**MATERIAL SHOWN**
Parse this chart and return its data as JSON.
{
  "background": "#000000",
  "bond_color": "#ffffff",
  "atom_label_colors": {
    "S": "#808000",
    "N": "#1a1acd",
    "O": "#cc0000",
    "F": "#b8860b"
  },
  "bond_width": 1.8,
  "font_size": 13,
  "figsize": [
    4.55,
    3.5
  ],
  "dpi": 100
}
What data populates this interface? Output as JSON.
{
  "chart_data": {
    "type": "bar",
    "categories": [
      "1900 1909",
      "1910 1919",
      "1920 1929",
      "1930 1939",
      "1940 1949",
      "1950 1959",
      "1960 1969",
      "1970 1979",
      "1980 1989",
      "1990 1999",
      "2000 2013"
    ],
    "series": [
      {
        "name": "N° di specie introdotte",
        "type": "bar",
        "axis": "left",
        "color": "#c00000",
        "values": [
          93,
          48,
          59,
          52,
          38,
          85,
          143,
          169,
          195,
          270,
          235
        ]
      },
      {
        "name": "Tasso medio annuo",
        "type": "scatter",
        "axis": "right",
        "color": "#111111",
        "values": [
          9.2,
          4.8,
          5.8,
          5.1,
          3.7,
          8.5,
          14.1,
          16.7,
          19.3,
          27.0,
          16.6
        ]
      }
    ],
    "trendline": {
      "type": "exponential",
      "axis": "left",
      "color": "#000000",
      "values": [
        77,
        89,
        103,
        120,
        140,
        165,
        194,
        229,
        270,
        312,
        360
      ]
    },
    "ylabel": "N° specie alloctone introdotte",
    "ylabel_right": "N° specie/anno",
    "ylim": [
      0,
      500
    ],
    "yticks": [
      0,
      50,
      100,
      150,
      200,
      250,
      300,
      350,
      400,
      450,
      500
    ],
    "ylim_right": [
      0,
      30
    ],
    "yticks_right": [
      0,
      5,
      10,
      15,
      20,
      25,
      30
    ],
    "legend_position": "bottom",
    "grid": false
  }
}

**YOUR INSTRUCTIONS**
Reproduce the entire listing word for word.

**EXERCISE SOLUTION**
Parse this chart and return its data as JSON.
{
  "background": "#000000",
  "bond_color": "#ffffff",
  "atom_label_colors": {
    "S": "#808000",
    "N": "#1a1acd",
    "O": "#cc0000",
    "F": "#b8860b"
  },
  "bond_width": 1.8,
  "font_size": 13,
  "figsize": [
    4.55,
    3.5
  ],
  "dpi": 100
}
What data populates this interface? Output as JSON.
{
  "chart_data": {
    "type": "bar",
    "categories": [
      "1900 1909",
      "1910 1919",
      "1920 1929",
      "1930 1939",
      "1940 1949",
      "1950 1959",
      "1960 1969",
      "1970 1979",
      "1980 1989",
      "1990 1999",
      "2000 2013"
    ],
    "series": [
      {
        "name": "N° di specie introdotte",
        "type": "bar",
        "axis": "left",
        "color": "#c00000",
        "values": [
          93,
          48,
          59,
          52,
          38,
          85,
          143,
          169,
          195,
          270,
          235
        ]
      },
      {
        "name": "Tasso medio annuo",
        "type": "scatter",
        "axis": "right",
        "color": "#111111",
        "values": [
          9.2,
          4.8,
          5.8,
          5.1,
          3.7,
          8.5,
          14.1,
          16.7,
          19.3,
          27.0,
          16.6
        ]
      }
    ],
    "trendline": {
      "type": "exponential",
      "axis": "left",
      "color": "#000000",
      "values": [
        77,
        89,
        103,
        120,
        140,
        165,
        194,
        229,
        270,
        312,
        360
      ]
    },
    "ylabel": "N° specie alloctone introdotte",
    "ylabel_right": "N° specie/anno",
    "ylim": [
      0,
      500
    ],
    "yticks": [
      0,
      50,
      100,
      150,
      200,
      250,
      300,
      350,
      400,
      450,
      500
    ],
    "ylim_right": [
      0,
      30
    ],
    "yticks_right": [
      0,
      5,
      10,
      15,
      20,
      25,
      30
    ],
    "legend_position": "bottom",
    "grid": false
  }
}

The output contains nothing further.